### Entries shown
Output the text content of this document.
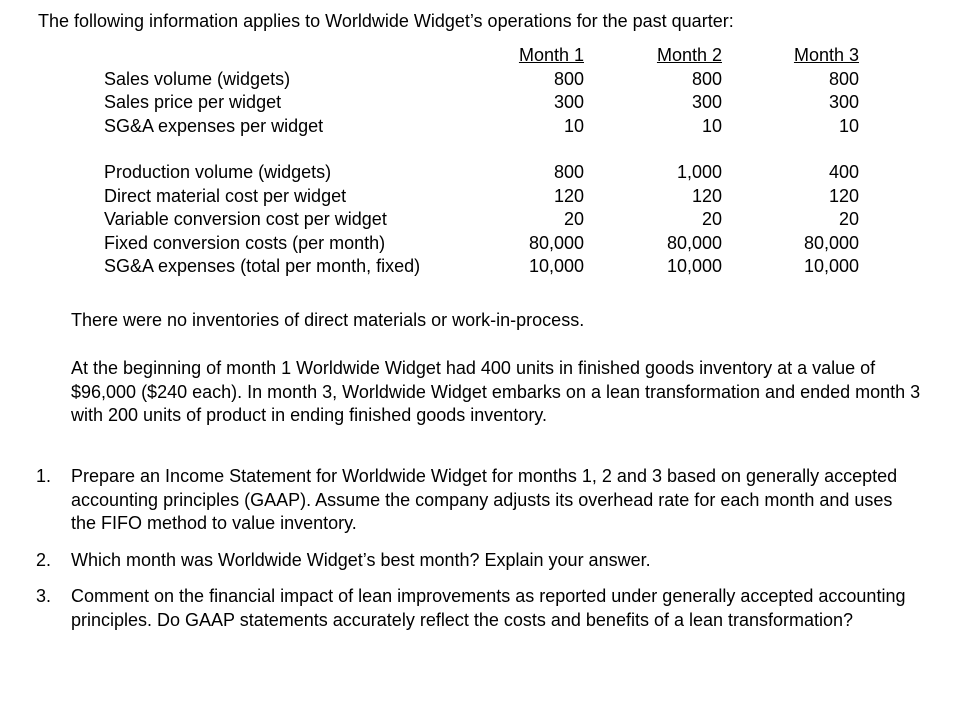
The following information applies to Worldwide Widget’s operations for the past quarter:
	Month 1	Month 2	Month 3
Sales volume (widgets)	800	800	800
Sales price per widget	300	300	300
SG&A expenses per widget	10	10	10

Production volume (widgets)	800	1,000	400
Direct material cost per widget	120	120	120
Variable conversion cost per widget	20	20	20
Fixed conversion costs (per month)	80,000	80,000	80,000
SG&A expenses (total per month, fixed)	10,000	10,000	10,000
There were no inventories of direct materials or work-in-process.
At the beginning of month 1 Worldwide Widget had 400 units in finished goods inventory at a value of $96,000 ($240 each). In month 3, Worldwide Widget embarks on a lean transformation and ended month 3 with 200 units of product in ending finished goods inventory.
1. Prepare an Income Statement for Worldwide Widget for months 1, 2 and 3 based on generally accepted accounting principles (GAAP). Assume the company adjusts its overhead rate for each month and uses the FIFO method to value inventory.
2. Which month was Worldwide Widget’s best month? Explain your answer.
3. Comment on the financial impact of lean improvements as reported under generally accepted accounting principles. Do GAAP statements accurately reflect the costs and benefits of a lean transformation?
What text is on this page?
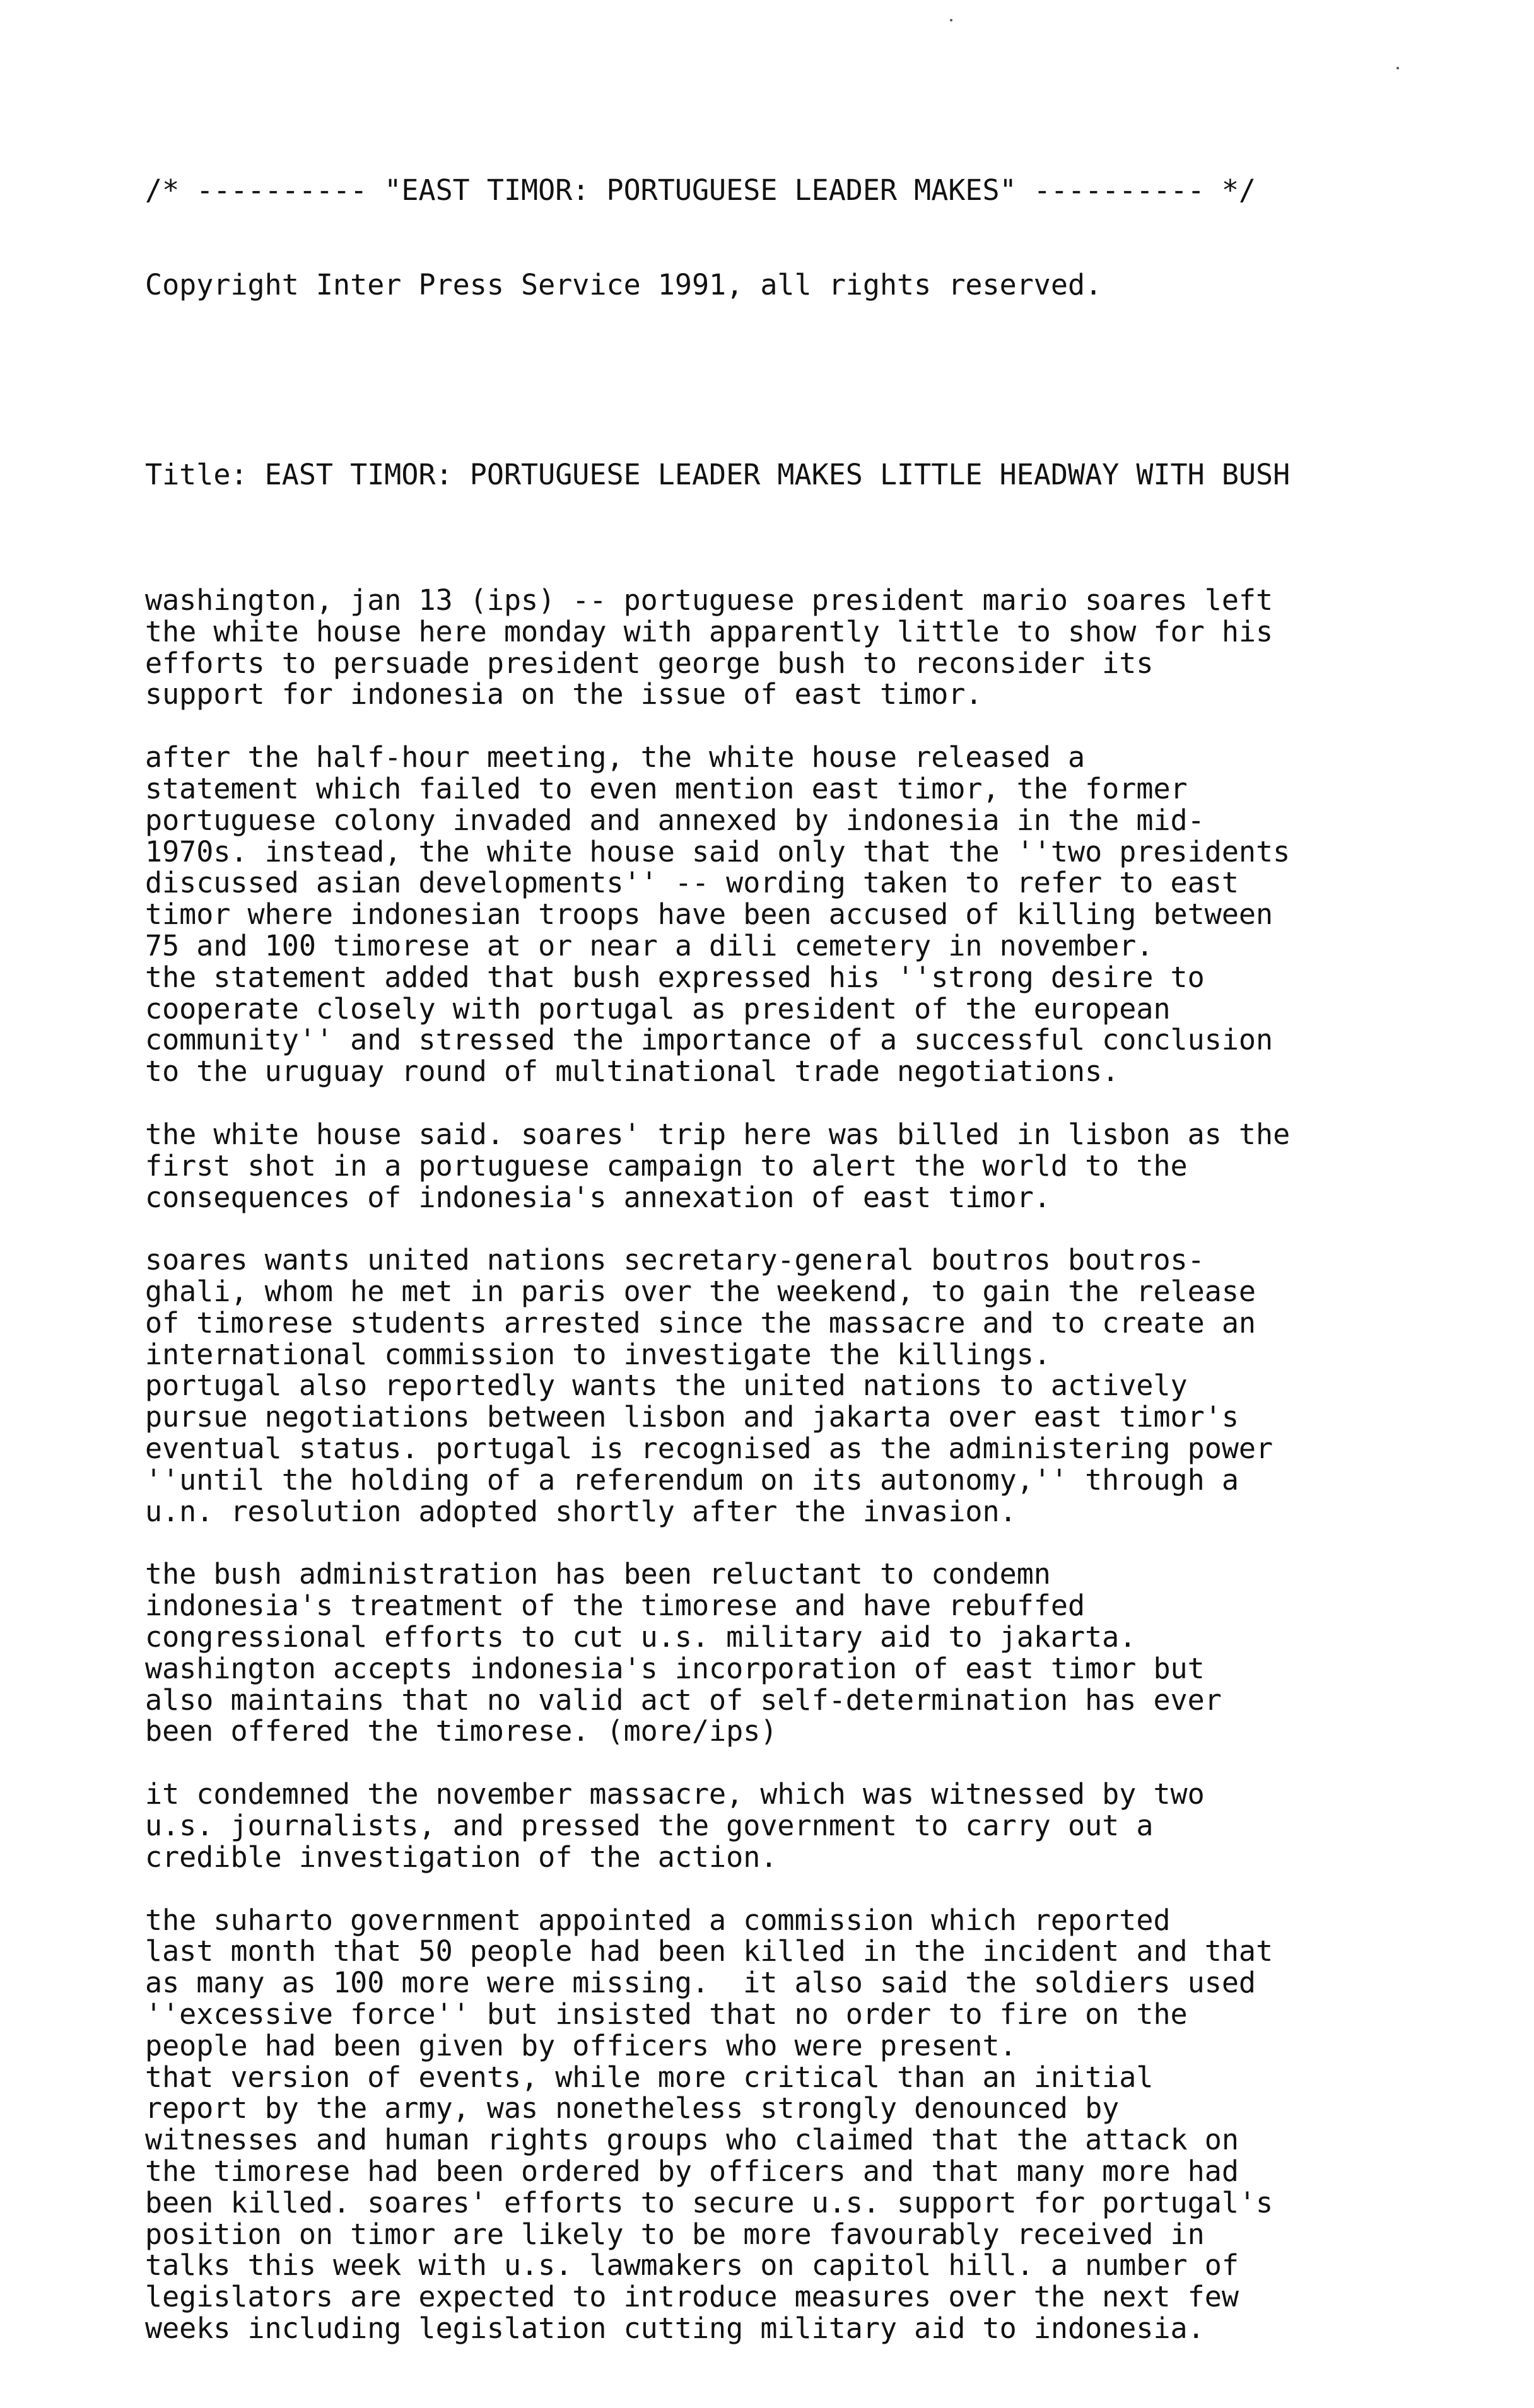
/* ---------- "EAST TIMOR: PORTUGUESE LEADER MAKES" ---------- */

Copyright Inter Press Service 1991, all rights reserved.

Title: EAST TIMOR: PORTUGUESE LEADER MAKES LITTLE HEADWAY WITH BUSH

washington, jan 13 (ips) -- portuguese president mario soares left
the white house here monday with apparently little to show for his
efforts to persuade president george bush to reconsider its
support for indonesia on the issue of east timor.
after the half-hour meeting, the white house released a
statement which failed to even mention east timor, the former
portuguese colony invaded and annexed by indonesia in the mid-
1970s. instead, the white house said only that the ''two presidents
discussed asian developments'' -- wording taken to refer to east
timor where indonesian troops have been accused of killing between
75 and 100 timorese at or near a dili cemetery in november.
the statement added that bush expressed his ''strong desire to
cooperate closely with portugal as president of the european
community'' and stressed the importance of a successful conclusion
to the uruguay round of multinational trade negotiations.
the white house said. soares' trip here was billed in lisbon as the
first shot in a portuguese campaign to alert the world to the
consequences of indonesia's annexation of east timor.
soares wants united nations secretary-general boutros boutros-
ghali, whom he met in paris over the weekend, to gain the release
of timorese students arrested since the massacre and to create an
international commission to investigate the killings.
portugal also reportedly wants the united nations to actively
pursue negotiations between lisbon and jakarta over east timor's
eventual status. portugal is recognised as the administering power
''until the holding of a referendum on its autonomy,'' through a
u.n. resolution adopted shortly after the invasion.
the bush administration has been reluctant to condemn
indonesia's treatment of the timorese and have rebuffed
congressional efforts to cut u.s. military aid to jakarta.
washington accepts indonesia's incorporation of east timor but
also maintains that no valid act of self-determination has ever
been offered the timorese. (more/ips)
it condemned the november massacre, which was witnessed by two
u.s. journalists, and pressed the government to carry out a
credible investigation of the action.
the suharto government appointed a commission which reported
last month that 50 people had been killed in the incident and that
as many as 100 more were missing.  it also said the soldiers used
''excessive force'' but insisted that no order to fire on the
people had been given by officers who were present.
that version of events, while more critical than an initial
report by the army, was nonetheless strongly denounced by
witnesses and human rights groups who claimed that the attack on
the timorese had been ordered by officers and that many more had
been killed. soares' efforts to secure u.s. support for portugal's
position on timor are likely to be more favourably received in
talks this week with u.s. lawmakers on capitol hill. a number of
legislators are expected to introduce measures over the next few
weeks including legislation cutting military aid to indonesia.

### Task goal
Produce an exact copy of each line of data, skipping embedded images.

### Completed task
Output the text content of this document.
The following information applies to Worldwide Widget’s operations for the past quarter:
	Month 1	Month 2	Month 3
Sales volume (widgets)	800	800	800
Sales price per widget	300	300	300
SG&A expenses per widget	10	10	10

Production volume (widgets)	800	1,000	400
Direct material cost per widget	120	120	120
Variable conversion cost per widget	20	20	20
Fixed conversion costs (per month)	80,000	80,000	80,000
SG&A expenses (total per month, fixed)	10,000	10,000	10,000
There were no inventories of direct materials or work-in-process.
At the beginning of month 1 Worldwide Widget had 400 units in finished goods inventory at a value of $96,000 ($240 each). In month 3, Worldwide Widget embarks on a lean transformation and ended month 3 with 200 units of product in ending finished goods inventory.
1. Prepare an Income Statement for Worldwide Widget for months 1, 2 and 3 based on generally accepted accounting principles (GAAP). Assume the company adjusts its overhead rate for each month and uses the FIFO method to value inventory.
2. Which month was Worldwide Widget’s best month? Explain your answer.
3. Comment on the financial impact of lean improvements as reported under generally accepted accounting principles. Do GAAP statements accurately reflect the costs and benefits of a lean transformation?
What text is on this page?
/* ---------- "EAST TIMOR: PORTUGUESE LEADER MAKES" ---------- */

Copyright Inter Press Service 1991, all rights reserved.

Title: EAST TIMOR: PORTUGUESE LEADER MAKES LITTLE HEADWAY WITH BUSH

washington, jan 13 (ips) -- portuguese president mario soares left
the white house here monday with apparently little to show for his
efforts to persuade president george bush to reconsider its
support for indonesia on the issue of east timor.
after the half-hour meeting, the white house released a
statement which failed to even mention east timor, the former
portuguese colony invaded and annexed by indonesia in the mid-
1970s. instead, the white house said only that the ''two presidents
discussed asian developments'' -- wording taken to refer to east
timor where indonesian troops have been accused of killing between
75 and 100 timorese at or near a dili cemetery in november.
the statement added that bush expressed his ''strong desire to
cooperate closely with portugal as president of the european
community'' and stressed the importance of a successful conclusion
to the uruguay round of multinational trade negotiations.
the white house said. soares' trip here was billed in lisbon as the
first shot in a portuguese campaign to alert the world to the
consequences of indonesia's annexation of east timor.
soares wants united nations secretary-general boutros boutros-
ghali, whom he met in paris over the weekend, to gain the release
of timorese students arrested since the massacre and to create an
international commission to investigate the killings.
portugal also reportedly wants the united nations to actively
pursue negotiations between lisbon and jakarta over east timor's
eventual status. portugal is recognised as the administering power
''until the holding of a referendum on its autonomy,'' through a
u.n. resolution adopted shortly after the invasion.
the bush administration has been reluctant to condemn
indonesia's treatment of the timorese and have rebuffed
congressional efforts to cut u.s. military aid to jakarta.
washington accepts indonesia's incorporation of east timor but
also maintains that no valid act of self-determination has ever
been offered the timorese. (more/ips)
it condemned the november massacre, which was witnessed by two
u.s. journalists, and pressed the government to carry out a
credible investigation of the action.
the suharto government appointed a commission which reported
last month that 50 people had been killed in the incident and that
as many as 100 more were missing.  it also said the soldiers used
''excessive force'' but insisted that no order to fire on the
people had been given by officers who were present.
that version of events, while more critical than an initial
report by the army, was nonetheless strongly denounced by
witnesses and human rights groups who claimed that the attack on
the timorese had been ordered by officers and that many more had
been killed. soares' efforts to secure u.s. support for portugal's
position on timor are likely to be more favourably received in
talks this week with u.s. lawmakers on capitol hill. a number of
legislators are expected to introduce measures over the next few
weeks including legislation cutting military aid to indonesia.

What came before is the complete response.